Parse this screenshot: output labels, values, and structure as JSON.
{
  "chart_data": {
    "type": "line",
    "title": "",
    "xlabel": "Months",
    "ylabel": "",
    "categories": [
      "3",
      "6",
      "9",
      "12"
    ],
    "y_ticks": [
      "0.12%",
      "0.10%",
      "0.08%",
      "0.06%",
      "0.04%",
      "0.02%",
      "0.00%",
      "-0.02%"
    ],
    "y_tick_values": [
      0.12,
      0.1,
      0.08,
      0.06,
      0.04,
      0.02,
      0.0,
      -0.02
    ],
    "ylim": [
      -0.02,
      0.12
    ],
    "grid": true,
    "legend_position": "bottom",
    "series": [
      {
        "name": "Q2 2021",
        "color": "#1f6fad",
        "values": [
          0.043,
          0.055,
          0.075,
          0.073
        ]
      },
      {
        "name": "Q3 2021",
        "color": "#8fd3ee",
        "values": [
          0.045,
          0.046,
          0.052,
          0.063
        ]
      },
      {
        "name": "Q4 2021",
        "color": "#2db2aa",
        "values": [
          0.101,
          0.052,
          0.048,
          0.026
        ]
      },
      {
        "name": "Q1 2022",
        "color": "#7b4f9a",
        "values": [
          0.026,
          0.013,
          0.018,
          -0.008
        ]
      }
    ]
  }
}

GIVEN TASK
Go through the data and gather every line that holds "color".

OUTPUT OF THE EXERCISE
        "color": "#1f6fad",
        "color": "#8fd3ee",
        "color": "#2db2aa",
        "color": "#7b4f9a",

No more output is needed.